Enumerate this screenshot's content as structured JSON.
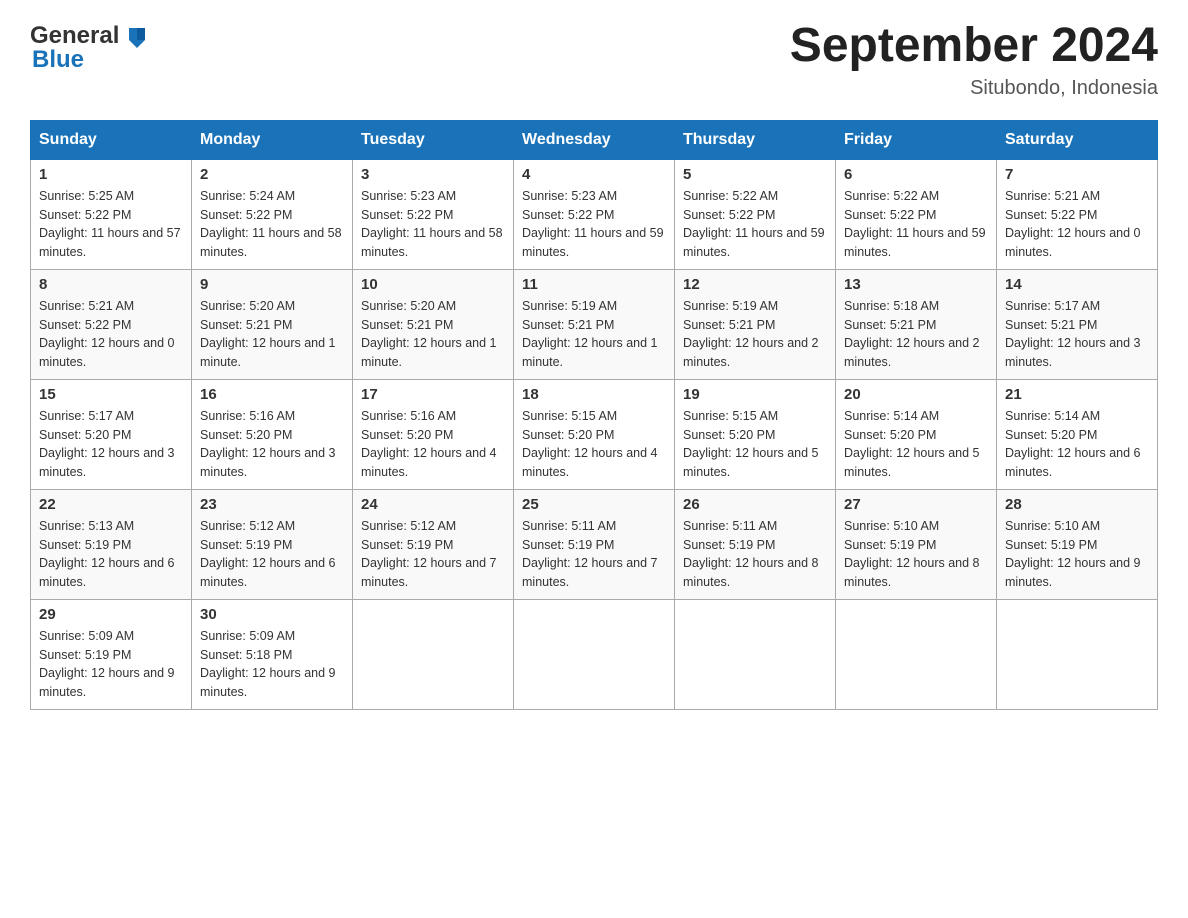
{
  "header": {
    "logo_general": "General",
    "logo_blue": "Blue",
    "title": "September 2024",
    "subtitle": "Situbondo, Indonesia"
  },
  "weekdays": [
    "Sunday",
    "Monday",
    "Tuesday",
    "Wednesday",
    "Thursday",
    "Friday",
    "Saturday"
  ],
  "weeks": [
    [
      {
        "day": "1",
        "sunrise": "5:25 AM",
        "sunset": "5:22 PM",
        "daylight": "11 hours and 57 minutes."
      },
      {
        "day": "2",
        "sunrise": "5:24 AM",
        "sunset": "5:22 PM",
        "daylight": "11 hours and 58 minutes."
      },
      {
        "day": "3",
        "sunrise": "5:23 AM",
        "sunset": "5:22 PM",
        "daylight": "11 hours and 58 minutes."
      },
      {
        "day": "4",
        "sunrise": "5:23 AM",
        "sunset": "5:22 PM",
        "daylight": "11 hours and 59 minutes."
      },
      {
        "day": "5",
        "sunrise": "5:22 AM",
        "sunset": "5:22 PM",
        "daylight": "11 hours and 59 minutes."
      },
      {
        "day": "6",
        "sunrise": "5:22 AM",
        "sunset": "5:22 PM",
        "daylight": "11 hours and 59 minutes."
      },
      {
        "day": "7",
        "sunrise": "5:21 AM",
        "sunset": "5:22 PM",
        "daylight": "12 hours and 0 minutes."
      }
    ],
    [
      {
        "day": "8",
        "sunrise": "5:21 AM",
        "sunset": "5:22 PM",
        "daylight": "12 hours and 0 minutes."
      },
      {
        "day": "9",
        "sunrise": "5:20 AM",
        "sunset": "5:21 PM",
        "daylight": "12 hours and 1 minute."
      },
      {
        "day": "10",
        "sunrise": "5:20 AM",
        "sunset": "5:21 PM",
        "daylight": "12 hours and 1 minute."
      },
      {
        "day": "11",
        "sunrise": "5:19 AM",
        "sunset": "5:21 PM",
        "daylight": "12 hours and 1 minute."
      },
      {
        "day": "12",
        "sunrise": "5:19 AM",
        "sunset": "5:21 PM",
        "daylight": "12 hours and 2 minutes."
      },
      {
        "day": "13",
        "sunrise": "5:18 AM",
        "sunset": "5:21 PM",
        "daylight": "12 hours and 2 minutes."
      },
      {
        "day": "14",
        "sunrise": "5:17 AM",
        "sunset": "5:21 PM",
        "daylight": "12 hours and 3 minutes."
      }
    ],
    [
      {
        "day": "15",
        "sunrise": "5:17 AM",
        "sunset": "5:20 PM",
        "daylight": "12 hours and 3 minutes."
      },
      {
        "day": "16",
        "sunrise": "5:16 AM",
        "sunset": "5:20 PM",
        "daylight": "12 hours and 3 minutes."
      },
      {
        "day": "17",
        "sunrise": "5:16 AM",
        "sunset": "5:20 PM",
        "daylight": "12 hours and 4 minutes."
      },
      {
        "day": "18",
        "sunrise": "5:15 AM",
        "sunset": "5:20 PM",
        "daylight": "12 hours and 4 minutes."
      },
      {
        "day": "19",
        "sunrise": "5:15 AM",
        "sunset": "5:20 PM",
        "daylight": "12 hours and 5 minutes."
      },
      {
        "day": "20",
        "sunrise": "5:14 AM",
        "sunset": "5:20 PM",
        "daylight": "12 hours and 5 minutes."
      },
      {
        "day": "21",
        "sunrise": "5:14 AM",
        "sunset": "5:20 PM",
        "daylight": "12 hours and 6 minutes."
      }
    ],
    [
      {
        "day": "22",
        "sunrise": "5:13 AM",
        "sunset": "5:19 PM",
        "daylight": "12 hours and 6 minutes."
      },
      {
        "day": "23",
        "sunrise": "5:12 AM",
        "sunset": "5:19 PM",
        "daylight": "12 hours and 6 minutes."
      },
      {
        "day": "24",
        "sunrise": "5:12 AM",
        "sunset": "5:19 PM",
        "daylight": "12 hours and 7 minutes."
      },
      {
        "day": "25",
        "sunrise": "5:11 AM",
        "sunset": "5:19 PM",
        "daylight": "12 hours and 7 minutes."
      },
      {
        "day": "26",
        "sunrise": "5:11 AM",
        "sunset": "5:19 PM",
        "daylight": "12 hours and 8 minutes."
      },
      {
        "day": "27",
        "sunrise": "5:10 AM",
        "sunset": "5:19 PM",
        "daylight": "12 hours and 8 minutes."
      },
      {
        "day": "28",
        "sunrise": "5:10 AM",
        "sunset": "5:19 PM",
        "daylight": "12 hours and 9 minutes."
      }
    ],
    [
      {
        "day": "29",
        "sunrise": "5:09 AM",
        "sunset": "5:19 PM",
        "daylight": "12 hours and 9 minutes."
      },
      {
        "day": "30",
        "sunrise": "5:09 AM",
        "sunset": "5:18 PM",
        "daylight": "12 hours and 9 minutes."
      },
      null,
      null,
      null,
      null,
      null
    ]
  ]
}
----------
## REQUEST
Leave out the pictures and print each record exactly as it stands.

## RIGHT ANSWER
Enumerate this screenshot's content as structured JSON.
{
  "header": {
    "logo_general": "General",
    "logo_blue": "Blue",
    "title": "September 2024",
    "subtitle": "Situbondo, Indonesia"
  },
  "weekdays": [
    "Sunday",
    "Monday",
    "Tuesday",
    "Wednesday",
    "Thursday",
    "Friday",
    "Saturday"
  ],
  "weeks": [
    [
      {
        "day": "1",
        "sunrise": "5:25 AM",
        "sunset": "5:22 PM",
        "daylight": "11 hours and 57 minutes."
      },
      {
        "day": "2",
        "sunrise": "5:24 AM",
        "sunset": "5:22 PM",
        "daylight": "11 hours and 58 minutes."
      },
      {
        "day": "3",
        "sunrise": "5:23 AM",
        "sunset": "5:22 PM",
        "daylight": "11 hours and 58 minutes."
      },
      {
        "day": "4",
        "sunrise": "5:23 AM",
        "sunset": "5:22 PM",
        "daylight": "11 hours and 59 minutes."
      },
      {
        "day": "5",
        "sunrise": "5:22 AM",
        "sunset": "5:22 PM",
        "daylight": "11 hours and 59 minutes."
      },
      {
        "day": "6",
        "sunrise": "5:22 AM",
        "sunset": "5:22 PM",
        "daylight": "11 hours and 59 minutes."
      },
      {
        "day": "7",
        "sunrise": "5:21 AM",
        "sunset": "5:22 PM",
        "daylight": "12 hours and 0 minutes."
      }
    ],
    [
      {
        "day": "8",
        "sunrise": "5:21 AM",
        "sunset": "5:22 PM",
        "daylight": "12 hours and 0 minutes."
      },
      {
        "day": "9",
        "sunrise": "5:20 AM",
        "sunset": "5:21 PM",
        "daylight": "12 hours and 1 minute."
      },
      {
        "day": "10",
        "sunrise": "5:20 AM",
        "sunset": "5:21 PM",
        "daylight": "12 hours and 1 minute."
      },
      {
        "day": "11",
        "sunrise": "5:19 AM",
        "sunset": "5:21 PM",
        "daylight": "12 hours and 1 minute."
      },
      {
        "day": "12",
        "sunrise": "5:19 AM",
        "sunset": "5:21 PM",
        "daylight": "12 hours and 2 minutes."
      },
      {
        "day": "13",
        "sunrise": "5:18 AM",
        "sunset": "5:21 PM",
        "daylight": "12 hours and 2 minutes."
      },
      {
        "day": "14",
        "sunrise": "5:17 AM",
        "sunset": "5:21 PM",
        "daylight": "12 hours and 3 minutes."
      }
    ],
    [
      {
        "day": "15",
        "sunrise": "5:17 AM",
        "sunset": "5:20 PM",
        "daylight": "12 hours and 3 minutes."
      },
      {
        "day": "16",
        "sunrise": "5:16 AM",
        "sunset": "5:20 PM",
        "daylight": "12 hours and 3 minutes."
      },
      {
        "day": "17",
        "sunrise": "5:16 AM",
        "sunset": "5:20 PM",
        "daylight": "12 hours and 4 minutes."
      },
      {
        "day": "18",
        "sunrise": "5:15 AM",
        "sunset": "5:20 PM",
        "daylight": "12 hours and 4 minutes."
      },
      {
        "day": "19",
        "sunrise": "5:15 AM",
        "sunset": "5:20 PM",
        "daylight": "12 hours and 5 minutes."
      },
      {
        "day": "20",
        "sunrise": "5:14 AM",
        "sunset": "5:20 PM",
        "daylight": "12 hours and 5 minutes."
      },
      {
        "day": "21",
        "sunrise": "5:14 AM",
        "sunset": "5:20 PM",
        "daylight": "12 hours and 6 minutes."
      }
    ],
    [
      {
        "day": "22",
        "sunrise": "5:13 AM",
        "sunset": "5:19 PM",
        "daylight": "12 hours and 6 minutes."
      },
      {
        "day": "23",
        "sunrise": "5:12 AM",
        "sunset": "5:19 PM",
        "daylight": "12 hours and 6 minutes."
      },
      {
        "day": "24",
        "sunrise": "5:12 AM",
        "sunset": "5:19 PM",
        "daylight": "12 hours and 7 minutes."
      },
      {
        "day": "25",
        "sunrise": "5:11 AM",
        "sunset": "5:19 PM",
        "daylight": "12 hours and 7 minutes."
      },
      {
        "day": "26",
        "sunrise": "5:11 AM",
        "sunset": "5:19 PM",
        "daylight": "12 hours and 8 minutes."
      },
      {
        "day": "27",
        "sunrise": "5:10 AM",
        "sunset": "5:19 PM",
        "daylight": "12 hours and 8 minutes."
      },
      {
        "day": "28",
        "sunrise": "5:10 AM",
        "sunset": "5:19 PM",
        "daylight": "12 hours and 9 minutes."
      }
    ],
    [
      {
        "day": "29",
        "sunrise": "5:09 AM",
        "sunset": "5:19 PM",
        "daylight": "12 hours and 9 minutes."
      },
      {
        "day": "30",
        "sunrise": "5:09 AM",
        "sunset": "5:18 PM",
        "daylight": "12 hours and 9 minutes."
      },
      null,
      null,
      null,
      null,
      null
    ]
  ]
}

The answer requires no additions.